### Your task
Rewrite the lines below, changing every "x-tick-mark" to "x-axis-tick" and leaving everything else as it is. Omit the picture.

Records

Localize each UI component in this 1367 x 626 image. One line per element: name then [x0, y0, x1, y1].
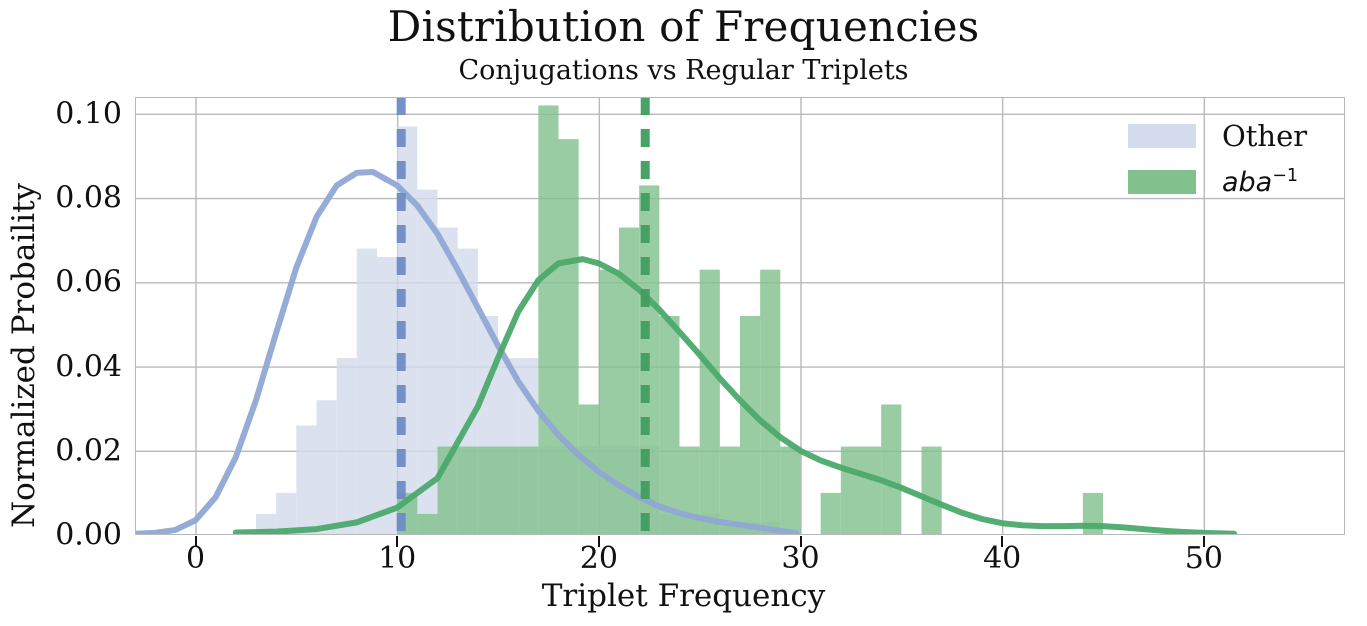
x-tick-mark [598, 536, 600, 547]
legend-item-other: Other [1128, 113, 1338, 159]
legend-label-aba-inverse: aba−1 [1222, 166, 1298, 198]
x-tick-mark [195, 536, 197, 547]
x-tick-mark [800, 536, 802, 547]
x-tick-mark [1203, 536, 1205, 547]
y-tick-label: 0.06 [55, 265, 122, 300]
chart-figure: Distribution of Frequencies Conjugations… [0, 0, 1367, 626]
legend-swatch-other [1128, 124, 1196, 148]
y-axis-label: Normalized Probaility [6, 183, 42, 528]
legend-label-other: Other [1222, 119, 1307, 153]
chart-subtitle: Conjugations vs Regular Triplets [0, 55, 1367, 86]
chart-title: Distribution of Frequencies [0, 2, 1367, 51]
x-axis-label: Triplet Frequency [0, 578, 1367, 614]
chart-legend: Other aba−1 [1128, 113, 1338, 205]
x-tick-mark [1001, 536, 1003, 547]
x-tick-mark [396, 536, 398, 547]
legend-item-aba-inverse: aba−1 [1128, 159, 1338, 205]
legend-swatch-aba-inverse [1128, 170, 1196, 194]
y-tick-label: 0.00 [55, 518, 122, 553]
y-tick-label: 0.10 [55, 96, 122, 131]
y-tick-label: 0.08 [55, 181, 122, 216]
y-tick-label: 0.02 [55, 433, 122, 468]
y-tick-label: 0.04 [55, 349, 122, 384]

### Reply to the exercise
Localize each UI component in this 1367 x 626 image. One line per element: name then [x0, y0, x1, y1].
x-axis-tick [598, 536, 600, 547]
legend-item-other: Other [1128, 113, 1338, 159]
legend-label-aba-inverse: aba−1 [1222, 166, 1298, 198]
x-axis-tick [195, 536, 197, 547]
x-axis-tick [800, 536, 802, 547]
x-axis-tick [1203, 536, 1205, 547]
y-tick-label: 0.06 [55, 265, 122, 300]
chart-figure: Distribution of Frequencies Conjugations… [0, 0, 1367, 626]
legend-swatch-other [1128, 124, 1196, 148]
y-axis-label: Normalized Probaility [6, 183, 42, 528]
legend-label-other: Other [1222, 119, 1307, 153]
chart-subtitle: Conjugations vs Regular Triplets [0, 55, 1367, 86]
chart-title: Distribution of Frequencies [0, 2, 1367, 51]
x-axis-label: Triplet Frequency [0, 578, 1367, 614]
chart-legend: Other aba−1 [1128, 113, 1338, 205]
x-axis-tick [1001, 536, 1003, 547]
x-axis-tick [396, 536, 398, 547]
legend-item-aba-inverse: aba−1 [1128, 159, 1338, 205]
legend-swatch-aba-inverse [1128, 170, 1196, 194]
y-tick-label: 0.00 [55, 518, 122, 553]
y-tick-label: 0.10 [55, 96, 122, 131]
y-tick-label: 0.08 [55, 181, 122, 216]
y-tick-label: 0.02 [55, 433, 122, 468]
y-tick-label: 0.04 [55, 349, 122, 384]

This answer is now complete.